• The input
<<<<

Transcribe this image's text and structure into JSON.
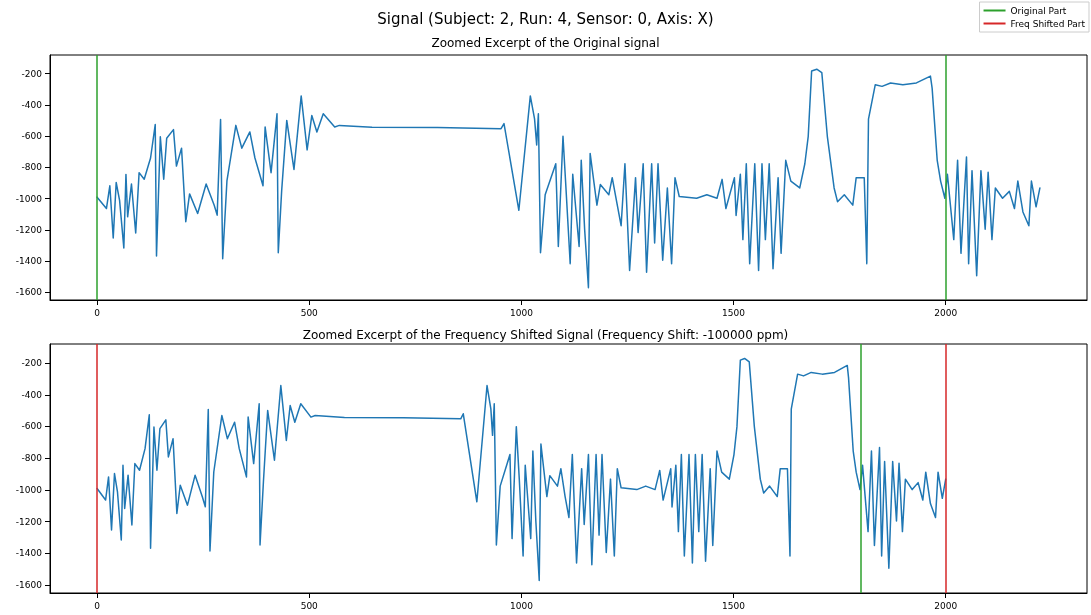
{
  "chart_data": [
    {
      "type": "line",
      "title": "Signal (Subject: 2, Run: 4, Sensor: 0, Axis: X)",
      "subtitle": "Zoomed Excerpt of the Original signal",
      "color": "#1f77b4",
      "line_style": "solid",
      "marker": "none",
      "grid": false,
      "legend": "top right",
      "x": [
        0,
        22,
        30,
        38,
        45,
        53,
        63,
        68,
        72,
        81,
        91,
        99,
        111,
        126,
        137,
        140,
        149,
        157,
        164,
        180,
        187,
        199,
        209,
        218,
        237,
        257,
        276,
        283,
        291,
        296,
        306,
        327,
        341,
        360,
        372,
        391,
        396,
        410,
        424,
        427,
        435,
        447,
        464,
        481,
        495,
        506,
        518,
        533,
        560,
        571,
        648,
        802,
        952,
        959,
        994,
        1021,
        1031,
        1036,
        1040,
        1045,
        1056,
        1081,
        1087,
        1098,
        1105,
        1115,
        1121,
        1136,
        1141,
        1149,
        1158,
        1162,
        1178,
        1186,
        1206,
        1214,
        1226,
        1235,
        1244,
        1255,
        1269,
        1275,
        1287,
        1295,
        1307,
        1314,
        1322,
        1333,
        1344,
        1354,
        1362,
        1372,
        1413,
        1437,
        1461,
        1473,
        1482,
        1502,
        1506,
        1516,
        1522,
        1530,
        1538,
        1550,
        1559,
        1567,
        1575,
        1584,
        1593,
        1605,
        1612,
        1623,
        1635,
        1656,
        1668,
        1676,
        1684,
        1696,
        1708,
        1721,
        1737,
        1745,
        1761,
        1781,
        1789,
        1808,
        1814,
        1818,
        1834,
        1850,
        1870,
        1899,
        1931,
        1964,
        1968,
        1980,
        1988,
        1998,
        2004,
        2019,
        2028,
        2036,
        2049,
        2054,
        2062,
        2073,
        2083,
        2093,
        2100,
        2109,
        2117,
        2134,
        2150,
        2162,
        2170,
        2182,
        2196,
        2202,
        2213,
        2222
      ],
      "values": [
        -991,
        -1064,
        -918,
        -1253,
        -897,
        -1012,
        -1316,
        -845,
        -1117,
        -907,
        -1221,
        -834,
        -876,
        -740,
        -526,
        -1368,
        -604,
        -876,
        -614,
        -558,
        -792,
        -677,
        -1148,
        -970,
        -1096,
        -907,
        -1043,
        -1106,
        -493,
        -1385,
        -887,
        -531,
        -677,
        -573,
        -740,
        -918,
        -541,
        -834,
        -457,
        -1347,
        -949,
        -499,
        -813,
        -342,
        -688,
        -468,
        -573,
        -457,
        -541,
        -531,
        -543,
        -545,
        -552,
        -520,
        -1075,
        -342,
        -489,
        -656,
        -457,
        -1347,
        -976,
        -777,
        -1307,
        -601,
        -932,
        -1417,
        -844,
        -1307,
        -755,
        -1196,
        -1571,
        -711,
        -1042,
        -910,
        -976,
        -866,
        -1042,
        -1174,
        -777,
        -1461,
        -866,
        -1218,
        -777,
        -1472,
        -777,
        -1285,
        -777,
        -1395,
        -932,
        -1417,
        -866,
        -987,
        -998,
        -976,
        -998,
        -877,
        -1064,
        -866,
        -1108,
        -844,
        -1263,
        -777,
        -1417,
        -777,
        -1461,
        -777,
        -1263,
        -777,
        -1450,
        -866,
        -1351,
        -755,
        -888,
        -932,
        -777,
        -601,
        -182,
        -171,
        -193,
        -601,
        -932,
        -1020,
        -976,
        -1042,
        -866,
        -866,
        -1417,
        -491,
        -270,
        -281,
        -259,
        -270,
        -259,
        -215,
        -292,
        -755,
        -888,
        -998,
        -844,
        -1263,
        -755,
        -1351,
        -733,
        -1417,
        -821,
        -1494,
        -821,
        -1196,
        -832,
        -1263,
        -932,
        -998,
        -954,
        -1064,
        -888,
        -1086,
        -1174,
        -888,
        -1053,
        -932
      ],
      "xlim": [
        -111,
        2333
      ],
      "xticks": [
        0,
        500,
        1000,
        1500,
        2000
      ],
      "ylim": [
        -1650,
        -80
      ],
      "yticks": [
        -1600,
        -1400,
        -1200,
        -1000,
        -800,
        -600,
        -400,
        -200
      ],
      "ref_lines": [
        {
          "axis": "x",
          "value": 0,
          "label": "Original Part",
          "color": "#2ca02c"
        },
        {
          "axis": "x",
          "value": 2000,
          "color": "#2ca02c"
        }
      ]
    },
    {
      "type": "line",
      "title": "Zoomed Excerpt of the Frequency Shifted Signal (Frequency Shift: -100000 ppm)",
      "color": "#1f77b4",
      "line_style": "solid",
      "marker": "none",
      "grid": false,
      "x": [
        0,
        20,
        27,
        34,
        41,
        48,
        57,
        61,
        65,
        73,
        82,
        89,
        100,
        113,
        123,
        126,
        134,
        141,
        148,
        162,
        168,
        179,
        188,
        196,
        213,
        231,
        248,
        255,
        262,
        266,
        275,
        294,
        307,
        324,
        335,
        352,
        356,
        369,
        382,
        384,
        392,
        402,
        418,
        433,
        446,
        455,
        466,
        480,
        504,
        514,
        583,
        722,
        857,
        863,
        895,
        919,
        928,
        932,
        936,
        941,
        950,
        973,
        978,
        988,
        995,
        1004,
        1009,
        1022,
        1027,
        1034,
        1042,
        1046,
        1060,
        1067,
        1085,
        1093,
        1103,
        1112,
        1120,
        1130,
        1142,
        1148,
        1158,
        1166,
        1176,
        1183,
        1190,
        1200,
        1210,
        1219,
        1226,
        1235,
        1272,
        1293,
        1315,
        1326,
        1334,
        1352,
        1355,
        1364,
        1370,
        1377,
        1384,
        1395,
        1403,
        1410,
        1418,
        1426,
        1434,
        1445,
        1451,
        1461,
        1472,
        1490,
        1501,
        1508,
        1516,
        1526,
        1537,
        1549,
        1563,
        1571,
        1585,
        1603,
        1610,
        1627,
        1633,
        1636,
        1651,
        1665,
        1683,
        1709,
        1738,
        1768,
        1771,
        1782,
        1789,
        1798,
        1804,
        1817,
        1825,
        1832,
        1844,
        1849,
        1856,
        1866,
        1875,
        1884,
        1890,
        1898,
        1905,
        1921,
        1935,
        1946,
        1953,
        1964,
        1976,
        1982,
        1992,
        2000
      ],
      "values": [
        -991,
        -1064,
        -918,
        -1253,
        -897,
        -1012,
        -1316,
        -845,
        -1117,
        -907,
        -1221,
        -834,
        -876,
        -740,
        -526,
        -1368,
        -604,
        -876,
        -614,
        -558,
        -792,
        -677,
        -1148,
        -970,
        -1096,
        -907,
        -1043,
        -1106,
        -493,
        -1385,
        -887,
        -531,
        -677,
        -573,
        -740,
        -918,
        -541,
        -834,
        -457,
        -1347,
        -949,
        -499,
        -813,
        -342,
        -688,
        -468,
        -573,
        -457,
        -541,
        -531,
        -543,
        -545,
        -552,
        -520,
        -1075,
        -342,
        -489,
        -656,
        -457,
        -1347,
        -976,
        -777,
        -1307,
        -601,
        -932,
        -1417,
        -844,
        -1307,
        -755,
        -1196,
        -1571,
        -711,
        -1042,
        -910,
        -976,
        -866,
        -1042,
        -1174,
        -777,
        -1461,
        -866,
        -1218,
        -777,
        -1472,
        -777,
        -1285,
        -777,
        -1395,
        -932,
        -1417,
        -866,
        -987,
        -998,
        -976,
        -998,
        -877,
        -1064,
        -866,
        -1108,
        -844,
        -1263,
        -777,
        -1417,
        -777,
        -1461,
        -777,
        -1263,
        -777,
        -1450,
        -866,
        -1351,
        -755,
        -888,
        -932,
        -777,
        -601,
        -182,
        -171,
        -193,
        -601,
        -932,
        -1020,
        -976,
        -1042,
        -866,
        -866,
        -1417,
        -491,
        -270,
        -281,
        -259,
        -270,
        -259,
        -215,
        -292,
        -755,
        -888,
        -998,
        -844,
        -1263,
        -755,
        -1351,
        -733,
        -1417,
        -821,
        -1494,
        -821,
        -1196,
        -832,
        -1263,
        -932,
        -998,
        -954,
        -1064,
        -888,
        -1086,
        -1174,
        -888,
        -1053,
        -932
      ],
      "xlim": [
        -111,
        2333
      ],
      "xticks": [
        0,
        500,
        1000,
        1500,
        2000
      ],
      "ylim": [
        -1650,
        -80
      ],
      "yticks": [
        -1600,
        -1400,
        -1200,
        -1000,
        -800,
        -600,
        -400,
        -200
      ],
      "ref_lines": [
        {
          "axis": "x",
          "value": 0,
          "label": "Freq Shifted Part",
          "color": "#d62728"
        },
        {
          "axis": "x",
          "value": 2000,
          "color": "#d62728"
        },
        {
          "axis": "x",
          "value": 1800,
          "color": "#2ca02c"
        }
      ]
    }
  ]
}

>>>>

• Set exercise
Reply with nothing but the number of lines that contain the word "Part".

• Worked solution
2